● **Short exercise**
Give the entries again, word for word.

[Source records]
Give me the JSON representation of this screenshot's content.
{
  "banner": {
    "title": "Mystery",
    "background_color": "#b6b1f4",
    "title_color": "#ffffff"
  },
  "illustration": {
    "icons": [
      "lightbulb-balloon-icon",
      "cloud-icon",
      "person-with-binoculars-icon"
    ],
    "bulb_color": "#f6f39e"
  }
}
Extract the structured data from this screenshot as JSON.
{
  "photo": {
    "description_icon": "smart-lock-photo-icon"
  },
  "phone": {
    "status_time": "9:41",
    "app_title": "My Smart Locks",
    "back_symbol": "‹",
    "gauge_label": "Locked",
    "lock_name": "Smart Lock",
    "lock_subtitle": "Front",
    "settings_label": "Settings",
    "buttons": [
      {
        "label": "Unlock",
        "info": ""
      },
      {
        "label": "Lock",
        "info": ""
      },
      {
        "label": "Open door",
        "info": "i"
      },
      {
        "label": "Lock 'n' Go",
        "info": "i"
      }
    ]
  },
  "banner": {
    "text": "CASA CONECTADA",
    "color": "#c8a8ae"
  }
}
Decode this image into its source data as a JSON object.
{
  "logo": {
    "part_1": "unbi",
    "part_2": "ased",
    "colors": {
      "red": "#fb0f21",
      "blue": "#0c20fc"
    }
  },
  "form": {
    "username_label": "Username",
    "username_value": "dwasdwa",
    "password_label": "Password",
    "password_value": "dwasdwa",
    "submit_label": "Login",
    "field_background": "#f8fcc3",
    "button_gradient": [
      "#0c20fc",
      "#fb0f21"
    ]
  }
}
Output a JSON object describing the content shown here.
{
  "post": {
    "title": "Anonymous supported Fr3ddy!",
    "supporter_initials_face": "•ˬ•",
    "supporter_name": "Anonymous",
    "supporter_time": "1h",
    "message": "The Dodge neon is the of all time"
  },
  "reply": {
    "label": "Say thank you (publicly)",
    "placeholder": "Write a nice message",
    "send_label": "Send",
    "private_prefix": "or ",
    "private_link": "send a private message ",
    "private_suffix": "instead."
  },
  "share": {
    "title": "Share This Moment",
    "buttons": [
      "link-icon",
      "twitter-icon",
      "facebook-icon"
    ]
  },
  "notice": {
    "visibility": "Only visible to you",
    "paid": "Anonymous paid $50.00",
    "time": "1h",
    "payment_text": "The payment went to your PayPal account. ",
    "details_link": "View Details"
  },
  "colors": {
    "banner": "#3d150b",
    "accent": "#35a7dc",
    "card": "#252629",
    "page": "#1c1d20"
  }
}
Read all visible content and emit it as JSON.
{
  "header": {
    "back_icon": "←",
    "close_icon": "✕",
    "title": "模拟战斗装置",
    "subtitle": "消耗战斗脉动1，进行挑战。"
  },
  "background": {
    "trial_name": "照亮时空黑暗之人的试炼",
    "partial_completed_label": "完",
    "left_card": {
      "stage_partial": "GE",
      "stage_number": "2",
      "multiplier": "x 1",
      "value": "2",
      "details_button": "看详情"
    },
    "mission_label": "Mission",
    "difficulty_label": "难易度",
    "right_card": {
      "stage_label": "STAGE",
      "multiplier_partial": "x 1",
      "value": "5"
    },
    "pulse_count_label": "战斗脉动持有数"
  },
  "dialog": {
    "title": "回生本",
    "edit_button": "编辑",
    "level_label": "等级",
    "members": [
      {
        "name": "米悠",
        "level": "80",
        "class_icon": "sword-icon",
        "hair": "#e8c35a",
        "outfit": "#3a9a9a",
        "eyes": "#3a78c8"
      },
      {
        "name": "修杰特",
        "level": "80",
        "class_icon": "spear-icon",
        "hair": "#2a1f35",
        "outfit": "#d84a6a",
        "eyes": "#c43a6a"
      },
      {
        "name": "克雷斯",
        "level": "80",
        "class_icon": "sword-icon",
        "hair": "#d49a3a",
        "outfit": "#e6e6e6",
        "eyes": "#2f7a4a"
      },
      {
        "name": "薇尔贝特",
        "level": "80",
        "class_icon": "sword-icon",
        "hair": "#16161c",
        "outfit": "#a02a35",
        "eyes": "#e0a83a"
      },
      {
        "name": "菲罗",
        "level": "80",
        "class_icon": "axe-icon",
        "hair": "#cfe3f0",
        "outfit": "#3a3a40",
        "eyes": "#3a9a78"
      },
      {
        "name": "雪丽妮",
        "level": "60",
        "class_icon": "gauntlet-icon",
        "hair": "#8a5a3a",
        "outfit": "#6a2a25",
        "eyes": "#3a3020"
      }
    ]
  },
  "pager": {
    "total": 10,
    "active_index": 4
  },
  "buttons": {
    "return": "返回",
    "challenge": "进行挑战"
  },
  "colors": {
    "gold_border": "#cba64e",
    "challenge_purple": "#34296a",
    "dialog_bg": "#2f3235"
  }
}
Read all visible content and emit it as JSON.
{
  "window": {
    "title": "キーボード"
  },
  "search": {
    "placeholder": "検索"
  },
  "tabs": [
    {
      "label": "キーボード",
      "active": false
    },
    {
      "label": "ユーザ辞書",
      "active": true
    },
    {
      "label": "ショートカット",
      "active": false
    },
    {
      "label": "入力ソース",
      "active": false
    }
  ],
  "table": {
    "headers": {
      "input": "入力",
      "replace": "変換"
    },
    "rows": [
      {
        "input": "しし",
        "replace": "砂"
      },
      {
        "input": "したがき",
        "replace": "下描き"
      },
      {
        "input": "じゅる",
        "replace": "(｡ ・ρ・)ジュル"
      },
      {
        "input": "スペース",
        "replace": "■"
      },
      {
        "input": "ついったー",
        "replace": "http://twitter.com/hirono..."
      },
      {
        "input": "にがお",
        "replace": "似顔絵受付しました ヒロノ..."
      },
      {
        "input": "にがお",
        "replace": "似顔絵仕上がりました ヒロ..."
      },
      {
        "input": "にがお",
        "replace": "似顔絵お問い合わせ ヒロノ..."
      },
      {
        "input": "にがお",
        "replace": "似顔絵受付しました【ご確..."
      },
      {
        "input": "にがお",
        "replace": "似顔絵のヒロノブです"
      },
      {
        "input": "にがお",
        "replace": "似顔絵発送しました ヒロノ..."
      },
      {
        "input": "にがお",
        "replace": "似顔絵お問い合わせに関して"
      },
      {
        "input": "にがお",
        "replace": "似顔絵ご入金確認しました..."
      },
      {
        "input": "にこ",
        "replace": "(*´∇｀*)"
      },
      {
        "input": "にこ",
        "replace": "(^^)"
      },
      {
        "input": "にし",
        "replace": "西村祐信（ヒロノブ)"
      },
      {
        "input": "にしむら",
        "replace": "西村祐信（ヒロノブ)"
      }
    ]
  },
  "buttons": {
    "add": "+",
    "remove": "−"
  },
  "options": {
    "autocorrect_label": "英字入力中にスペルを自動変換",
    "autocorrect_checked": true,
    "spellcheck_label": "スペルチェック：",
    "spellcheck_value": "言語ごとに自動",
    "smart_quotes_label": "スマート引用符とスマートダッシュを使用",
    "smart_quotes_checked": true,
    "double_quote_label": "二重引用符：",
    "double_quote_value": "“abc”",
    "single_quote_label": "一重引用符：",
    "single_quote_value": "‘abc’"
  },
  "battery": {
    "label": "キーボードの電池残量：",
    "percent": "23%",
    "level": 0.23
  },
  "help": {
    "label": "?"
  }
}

● **Exercise result**
Give me the JSON representation of this screenshot's content.
{
  "banner": {
    "title": "Mystery",
    "background_color": "#b6b1f4",
    "title_color": "#ffffff"
  },
  "illustration": {
    "icons": [
      "lightbulb-balloon-icon",
      "cloud-icon",
      "person-with-binoculars-icon"
    ],
    "bulb_color": "#f6f39e"
  }
}
Extract the structured data from this screenshot as JSON.
{
  "photo": {
    "description_icon": "smart-lock-photo-icon"
  },
  "phone": {
    "status_time": "9:41",
    "app_title": "My Smart Locks",
    "back_symbol": "‹",
    "gauge_label": "Locked",
    "lock_name": "Smart Lock",
    "lock_subtitle": "Front",
    "settings_label": "Settings",
    "buttons": [
      {
        "label": "Unlock",
        "info": ""
      },
      {
        "label": "Lock",
        "info": ""
      },
      {
        "label": "Open door",
        "info": "i"
      },
      {
        "label": "Lock 'n' Go",
        "info": "i"
      }
    ]
  },
  "banner": {
    "text": "CASA CONECTADA",
    "color": "#c8a8ae"
  }
}
Decode this image into its source data as a JSON object.
{
  "logo": {
    "part_1": "unbi",
    "part_2": "ased",
    "colors": {
      "red": "#fb0f21",
      "blue": "#0c20fc"
    }
  },
  "form": {
    "username_label": "Username",
    "username_value": "dwasdwa",
    "password_label": "Password",
    "password_value": "dwasdwa",
    "submit_label": "Login",
    "field_background": "#f8fcc3",
    "button_gradient": [
      "#0c20fc",
      "#fb0f21"
    ]
  }
}
Output a JSON object describing the content shown here.
{
  "post": {
    "title": "Anonymous supported Fr3ddy!",
    "supporter_initials_face": "•ˬ•",
    "supporter_name": "Anonymous",
    "supporter_time": "1h",
    "message": "The Dodge neon is the of all time"
  },
  "reply": {
    "label": "Say thank you (publicly)",
    "placeholder": "Write a nice message",
    "send_label": "Send",
    "private_prefix": "or ",
    "private_link": "send a private message ",
    "private_suffix": "instead."
  },
  "share": {
    "title": "Share This Moment",
    "buttons": [
      "link-icon",
      "twitter-icon",
      "facebook-icon"
    ]
  },
  "notice": {
    "visibility": "Only visible to you",
    "paid": "Anonymous paid $50.00",
    "time": "1h",
    "payment_text": "The payment went to your PayPal account. ",
    "details_link": "View Details"
  },
  "colors": {
    "banner": "#3d150b",
    "accent": "#35a7dc",
    "card": "#252629",
    "page": "#1c1d20"
  }
}
Read all visible content and emit it as JSON.
{
  "header": {
    "back_icon": "←",
    "close_icon": "✕",
    "title": "模拟战斗装置",
    "subtitle": "消耗战斗脉动1，进行挑战。"
  },
  "background": {
    "trial_name": "照亮时空黑暗之人的试炼",
    "partial_completed_label": "完",
    "left_card": {
      "stage_partial": "GE",
      "stage_number": "2",
      "multiplier": "x 1",
      "value": "2",
      "details_button": "看详情"
    },
    "mission_label": "Mission",
    "difficulty_label": "难易度",
    "right_card": {
      "stage_label": "STAGE",
      "multiplier_partial": "x 1",
      "value": "5"
    },
    "pulse_count_label": "战斗脉动持有数"
  },
  "dialog": {
    "title": "回生本",
    "edit_button": "编辑",
    "level_label": "等级",
    "members": [
      {
        "name": "米悠",
        "level": "80",
        "class_icon": "sword-icon",
        "hair": "#e8c35a",
        "outfit": "#3a9a9a",
        "eyes": "#3a78c8"
      },
      {
        "name": "修杰特",
        "level": "80",
        "class_icon": "spear-icon",
        "hair": "#2a1f35",
        "outfit": "#d84a6a",
        "eyes": "#c43a6a"
      },
      {
        "name": "克雷斯",
        "level": "80",
        "class_icon": "sword-icon",
        "hair": "#d49a3a",
        "outfit": "#e6e6e6",
        "eyes": "#2f7a4a"
      },
      {
        "name": "薇尔贝特",
        "level": "80",
        "class_icon": "sword-icon",
        "hair": "#16161c",
        "outfit": "#a02a35",
        "eyes": "#e0a83a"
      },
      {
        "name": "菲罗",
        "level": "80",
        "class_icon": "axe-icon",
        "hair": "#cfe3f0",
        "outfit": "#3a3a40",
        "eyes": "#3a9a78"
      },
      {
        "name": "雪丽妮",
        "level": "60",
        "class_icon": "gauntlet-icon",
        "hair": "#8a5a3a",
        "outfit": "#6a2a25",
        "eyes": "#3a3020"
      }
    ]
  },
  "pager": {
    "total": 10,
    "active_index": 4
  },
  "buttons": {
    "return": "返回",
    "challenge": "进行挑战"
  },
  "colors": {
    "gold_border": "#cba64e",
    "challenge_purple": "#34296a",
    "dialog_bg": "#2f3235"
  }
}
Read all visible content and emit it as JSON.
{
  "window": {
    "title": "キーボード"
  },
  "search": {
    "placeholder": "検索"
  },
  "tabs": [
    {
      "label": "キーボード",
      "active": false
    },
    {
      "label": "ユーザ辞書",
      "active": true
    },
    {
      "label": "ショートカット",
      "active": false
    },
    {
      "label": "入力ソース",
      "active": false
    }
  ],
  "table": {
    "headers": {
      "input": "入力",
      "replace": "変換"
    },
    "rows": [
      {
        "input": "しし",
        "replace": "砂"
      },
      {
        "input": "したがき",
        "replace": "下描き"
      },
      {
        "input": "じゅる",
        "replace": "(｡ ・ρ・)ジュル"
      },
      {
        "input": "スペース",
        "replace": "■"
      },
      {
        "input": "ついったー",
        "replace": "http://twitter.com/hirono..."
      },
      {
        "input": "にがお",
        "replace": "似顔絵受付しました ヒロノ..."
      },
      {
        "input": "にがお",
        "replace": "似顔絵仕上がりました ヒロ..."
      },
      {
        "input": "にがお",
        "replace": "似顔絵お問い合わせ ヒロノ..."
      },
      {
        "input": "にがお",
        "replace": "似顔絵受付しました【ご確..."
      },
      {
        "input": "にがお",
        "replace": "似顔絵のヒロノブです"
      },
      {
        "input": "にがお",
        "replace": "似顔絵発送しました ヒロノ..."
      },
      {
        "input": "にがお",
        "replace": "似顔絵お問い合わせに関して"
      },
      {
        "input": "にがお",
        "replace": "似顔絵ご入金確認しました..."
      },
      {
        "input": "にこ",
        "replace": "(*´∇｀*)"
      },
      {
        "input": "にこ",
        "replace": "(^^)"
      },
      {
        "input": "にし",
        "replace": "西村祐信（ヒロノブ)"
      },
      {
        "input": "にしむら",
        "replace": "西村祐信（ヒロノブ)"
      }
    ]
  },
  "buttons": {
    "add": "+",
    "remove": "−"
  },
  "options": {
    "autocorrect_label": "英字入力中にスペルを自動変換",
    "autocorrect_checked": true,
    "spellcheck_label": "スペルチェック：",
    "spellcheck_value": "言語ごとに自動",
    "smart_quotes_label": "スマート引用符とスマートダッシュを使用",
    "smart_quotes_checked": true,
    "double_quote_label": "二重引用符：",
    "double_quote_value": "“abc”",
    "single_quote_label": "一重引用符：",
    "single_quote_value": "‘abc’"
  },
  "battery": {
    "label": "キーボードの電池残量：",
    "percent": "23%",
    "level": 0.23
  },
  "help": {
    "label": "?"
  }
}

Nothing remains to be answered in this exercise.